▼▼▼

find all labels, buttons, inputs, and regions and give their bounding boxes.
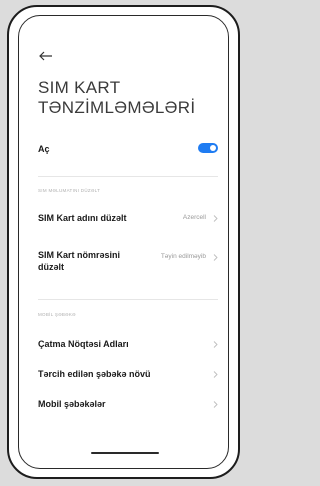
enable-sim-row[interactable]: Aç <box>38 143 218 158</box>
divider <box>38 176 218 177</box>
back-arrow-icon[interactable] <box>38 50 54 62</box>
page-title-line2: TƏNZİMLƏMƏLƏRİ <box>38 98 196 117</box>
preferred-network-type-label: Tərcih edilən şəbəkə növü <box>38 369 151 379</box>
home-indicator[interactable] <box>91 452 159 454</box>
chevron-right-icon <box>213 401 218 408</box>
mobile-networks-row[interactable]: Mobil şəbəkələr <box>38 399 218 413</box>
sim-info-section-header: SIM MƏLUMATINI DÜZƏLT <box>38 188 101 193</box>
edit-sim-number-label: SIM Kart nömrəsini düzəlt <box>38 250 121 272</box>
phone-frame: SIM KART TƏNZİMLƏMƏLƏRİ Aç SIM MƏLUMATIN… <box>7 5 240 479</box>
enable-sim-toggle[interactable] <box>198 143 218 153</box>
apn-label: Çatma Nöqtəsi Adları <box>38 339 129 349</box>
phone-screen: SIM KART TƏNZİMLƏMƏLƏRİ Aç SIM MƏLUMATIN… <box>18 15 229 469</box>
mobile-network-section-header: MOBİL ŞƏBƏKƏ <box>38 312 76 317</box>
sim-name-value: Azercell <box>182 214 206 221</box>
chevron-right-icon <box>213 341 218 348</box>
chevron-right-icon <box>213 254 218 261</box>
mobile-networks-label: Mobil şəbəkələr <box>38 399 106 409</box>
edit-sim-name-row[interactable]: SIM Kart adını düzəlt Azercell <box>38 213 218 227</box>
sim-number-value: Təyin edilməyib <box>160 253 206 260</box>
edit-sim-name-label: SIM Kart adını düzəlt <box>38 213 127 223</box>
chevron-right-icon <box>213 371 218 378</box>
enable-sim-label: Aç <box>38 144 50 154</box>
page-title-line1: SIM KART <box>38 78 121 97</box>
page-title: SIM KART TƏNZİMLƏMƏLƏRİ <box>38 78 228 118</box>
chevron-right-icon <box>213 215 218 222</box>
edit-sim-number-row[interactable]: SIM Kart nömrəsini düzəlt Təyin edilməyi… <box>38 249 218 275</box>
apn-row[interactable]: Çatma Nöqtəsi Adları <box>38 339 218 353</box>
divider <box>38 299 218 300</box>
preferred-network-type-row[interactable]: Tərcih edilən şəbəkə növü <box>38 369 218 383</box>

▲▲▲

Stated task: Rewrite the records from the line containing "enable-sim-row[interactable]: Aç <box>38" down to the line containing "preferred-network-type-label: Tərcih edilən", with "back-arrow-icon" changed to "back-chevron-icon" and nothing else altered.

The completed task:
enable-sim-row[interactable]: Aç <box>38 143 218 158</box>
divider <box>38 176 218 177</box>
back-chevron-icon[interactable] <box>38 50 54 62</box>
page-title-line2: TƏNZİMLƏMƏLƏRİ <box>38 98 196 117</box>
preferred-network-type-label: Tərcih edilən şəbəkə növü <box>38 369 151 379</box>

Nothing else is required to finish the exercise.